Written problem: Locate each line with the string "Details" in the listing below and copy it.
# # # # # # #
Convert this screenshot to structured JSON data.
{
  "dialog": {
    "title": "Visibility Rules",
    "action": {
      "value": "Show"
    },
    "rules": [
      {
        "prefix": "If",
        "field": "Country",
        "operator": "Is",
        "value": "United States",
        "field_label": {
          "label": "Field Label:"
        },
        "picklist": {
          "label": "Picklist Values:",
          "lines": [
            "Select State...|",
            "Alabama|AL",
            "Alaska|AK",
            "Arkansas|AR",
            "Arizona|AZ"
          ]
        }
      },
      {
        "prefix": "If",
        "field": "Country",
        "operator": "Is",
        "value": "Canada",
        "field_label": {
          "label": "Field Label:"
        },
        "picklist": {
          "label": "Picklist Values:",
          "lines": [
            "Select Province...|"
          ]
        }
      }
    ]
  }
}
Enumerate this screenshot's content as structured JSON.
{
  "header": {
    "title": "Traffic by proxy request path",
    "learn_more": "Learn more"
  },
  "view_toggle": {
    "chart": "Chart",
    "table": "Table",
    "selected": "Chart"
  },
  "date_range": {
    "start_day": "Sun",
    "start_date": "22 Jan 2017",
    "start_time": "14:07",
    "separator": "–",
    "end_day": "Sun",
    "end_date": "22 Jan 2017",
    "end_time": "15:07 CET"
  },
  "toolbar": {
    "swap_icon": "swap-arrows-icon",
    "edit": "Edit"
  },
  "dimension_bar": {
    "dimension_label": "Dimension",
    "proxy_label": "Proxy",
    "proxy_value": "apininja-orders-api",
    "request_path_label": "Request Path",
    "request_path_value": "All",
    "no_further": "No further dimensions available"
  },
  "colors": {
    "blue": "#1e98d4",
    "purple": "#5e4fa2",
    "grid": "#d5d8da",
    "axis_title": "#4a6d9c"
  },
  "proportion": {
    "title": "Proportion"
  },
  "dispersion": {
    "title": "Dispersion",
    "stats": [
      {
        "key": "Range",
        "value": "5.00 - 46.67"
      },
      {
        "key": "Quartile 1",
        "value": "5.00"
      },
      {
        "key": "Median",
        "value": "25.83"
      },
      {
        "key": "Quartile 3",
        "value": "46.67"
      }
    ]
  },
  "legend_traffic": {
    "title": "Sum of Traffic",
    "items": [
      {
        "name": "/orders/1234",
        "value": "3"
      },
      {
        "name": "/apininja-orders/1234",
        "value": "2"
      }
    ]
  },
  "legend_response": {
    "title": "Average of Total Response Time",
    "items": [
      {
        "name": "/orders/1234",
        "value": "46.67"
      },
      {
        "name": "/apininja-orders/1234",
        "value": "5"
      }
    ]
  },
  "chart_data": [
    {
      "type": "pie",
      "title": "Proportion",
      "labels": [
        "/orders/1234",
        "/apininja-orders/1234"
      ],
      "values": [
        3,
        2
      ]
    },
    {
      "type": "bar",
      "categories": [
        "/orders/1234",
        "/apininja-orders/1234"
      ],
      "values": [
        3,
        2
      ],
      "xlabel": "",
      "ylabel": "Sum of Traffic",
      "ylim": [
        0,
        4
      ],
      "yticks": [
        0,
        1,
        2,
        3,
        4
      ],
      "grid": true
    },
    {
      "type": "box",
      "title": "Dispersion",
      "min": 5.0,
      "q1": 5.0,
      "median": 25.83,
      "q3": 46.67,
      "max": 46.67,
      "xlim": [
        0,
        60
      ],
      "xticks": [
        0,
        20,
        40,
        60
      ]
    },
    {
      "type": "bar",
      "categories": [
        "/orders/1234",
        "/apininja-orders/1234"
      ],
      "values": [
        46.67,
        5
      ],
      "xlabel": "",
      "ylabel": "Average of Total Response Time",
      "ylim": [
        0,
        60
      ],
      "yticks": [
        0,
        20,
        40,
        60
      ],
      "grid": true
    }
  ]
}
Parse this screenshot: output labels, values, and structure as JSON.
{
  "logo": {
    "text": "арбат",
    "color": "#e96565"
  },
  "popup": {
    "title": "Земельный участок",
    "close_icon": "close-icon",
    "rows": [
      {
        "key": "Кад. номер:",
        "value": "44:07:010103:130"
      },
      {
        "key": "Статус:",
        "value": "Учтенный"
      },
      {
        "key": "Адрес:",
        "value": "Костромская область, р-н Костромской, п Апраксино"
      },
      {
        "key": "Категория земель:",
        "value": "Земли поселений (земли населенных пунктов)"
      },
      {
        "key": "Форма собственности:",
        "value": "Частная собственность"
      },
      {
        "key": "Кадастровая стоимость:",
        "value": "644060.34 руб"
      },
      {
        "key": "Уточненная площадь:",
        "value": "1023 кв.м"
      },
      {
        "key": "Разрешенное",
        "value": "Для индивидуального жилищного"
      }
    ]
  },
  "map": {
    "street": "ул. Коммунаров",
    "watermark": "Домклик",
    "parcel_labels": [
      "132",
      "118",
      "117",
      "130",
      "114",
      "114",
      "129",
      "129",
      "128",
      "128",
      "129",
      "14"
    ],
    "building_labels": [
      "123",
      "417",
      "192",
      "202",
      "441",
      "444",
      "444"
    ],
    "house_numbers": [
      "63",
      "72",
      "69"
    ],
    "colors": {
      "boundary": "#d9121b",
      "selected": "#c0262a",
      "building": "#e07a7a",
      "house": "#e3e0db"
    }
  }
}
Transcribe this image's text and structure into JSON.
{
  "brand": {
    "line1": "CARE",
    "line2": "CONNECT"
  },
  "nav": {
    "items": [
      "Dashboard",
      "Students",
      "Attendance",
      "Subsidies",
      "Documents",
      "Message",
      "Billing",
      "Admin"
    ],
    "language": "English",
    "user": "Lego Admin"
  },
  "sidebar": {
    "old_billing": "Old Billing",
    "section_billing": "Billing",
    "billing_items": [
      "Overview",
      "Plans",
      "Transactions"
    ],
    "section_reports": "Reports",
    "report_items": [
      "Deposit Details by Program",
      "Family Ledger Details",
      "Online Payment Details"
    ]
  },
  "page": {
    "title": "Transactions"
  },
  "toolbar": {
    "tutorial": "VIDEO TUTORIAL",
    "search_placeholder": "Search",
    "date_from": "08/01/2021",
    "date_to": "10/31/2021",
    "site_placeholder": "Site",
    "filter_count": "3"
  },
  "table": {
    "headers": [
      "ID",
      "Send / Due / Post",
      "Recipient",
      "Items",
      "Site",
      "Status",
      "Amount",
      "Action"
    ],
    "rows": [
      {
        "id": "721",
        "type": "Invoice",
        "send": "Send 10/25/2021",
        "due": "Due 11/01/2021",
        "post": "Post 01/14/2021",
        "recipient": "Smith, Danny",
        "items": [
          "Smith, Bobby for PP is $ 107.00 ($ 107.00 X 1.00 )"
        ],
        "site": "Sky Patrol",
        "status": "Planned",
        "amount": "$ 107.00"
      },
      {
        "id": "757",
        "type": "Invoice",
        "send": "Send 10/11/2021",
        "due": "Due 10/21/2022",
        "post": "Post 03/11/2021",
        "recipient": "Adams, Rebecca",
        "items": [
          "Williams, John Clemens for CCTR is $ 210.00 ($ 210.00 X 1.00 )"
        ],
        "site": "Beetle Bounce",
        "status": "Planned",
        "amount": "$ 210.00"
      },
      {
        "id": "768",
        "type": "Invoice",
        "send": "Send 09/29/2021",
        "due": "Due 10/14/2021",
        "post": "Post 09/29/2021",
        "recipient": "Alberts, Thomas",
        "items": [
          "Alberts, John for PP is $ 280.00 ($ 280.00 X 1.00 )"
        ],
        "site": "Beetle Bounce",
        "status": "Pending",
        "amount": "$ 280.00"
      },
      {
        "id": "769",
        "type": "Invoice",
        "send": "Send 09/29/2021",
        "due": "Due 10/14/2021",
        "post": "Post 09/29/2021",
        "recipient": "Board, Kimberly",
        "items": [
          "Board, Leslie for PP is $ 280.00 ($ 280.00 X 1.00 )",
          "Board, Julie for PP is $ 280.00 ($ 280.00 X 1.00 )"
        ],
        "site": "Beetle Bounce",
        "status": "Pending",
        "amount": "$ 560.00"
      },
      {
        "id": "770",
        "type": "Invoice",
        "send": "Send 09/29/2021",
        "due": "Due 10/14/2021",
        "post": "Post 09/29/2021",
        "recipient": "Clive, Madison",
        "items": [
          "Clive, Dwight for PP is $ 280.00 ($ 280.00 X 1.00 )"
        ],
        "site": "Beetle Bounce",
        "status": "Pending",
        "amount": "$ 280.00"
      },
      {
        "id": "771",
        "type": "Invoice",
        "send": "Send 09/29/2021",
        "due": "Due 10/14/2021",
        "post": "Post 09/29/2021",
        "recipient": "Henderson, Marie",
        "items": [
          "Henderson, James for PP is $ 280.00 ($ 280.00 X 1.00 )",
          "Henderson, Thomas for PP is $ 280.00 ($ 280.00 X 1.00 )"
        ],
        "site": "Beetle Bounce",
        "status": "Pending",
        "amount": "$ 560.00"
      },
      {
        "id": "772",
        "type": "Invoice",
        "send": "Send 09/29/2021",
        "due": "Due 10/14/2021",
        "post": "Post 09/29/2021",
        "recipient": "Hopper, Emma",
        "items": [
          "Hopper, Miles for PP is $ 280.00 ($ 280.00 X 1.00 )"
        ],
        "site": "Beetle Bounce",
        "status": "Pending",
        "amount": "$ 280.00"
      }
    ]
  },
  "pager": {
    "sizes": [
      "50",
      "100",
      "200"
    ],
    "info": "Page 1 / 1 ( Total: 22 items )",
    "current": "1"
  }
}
# # # # # # #
Exercise response:
      "Deposit Details by Program",
      "Family Ledger Details",
      "Online Payment Details"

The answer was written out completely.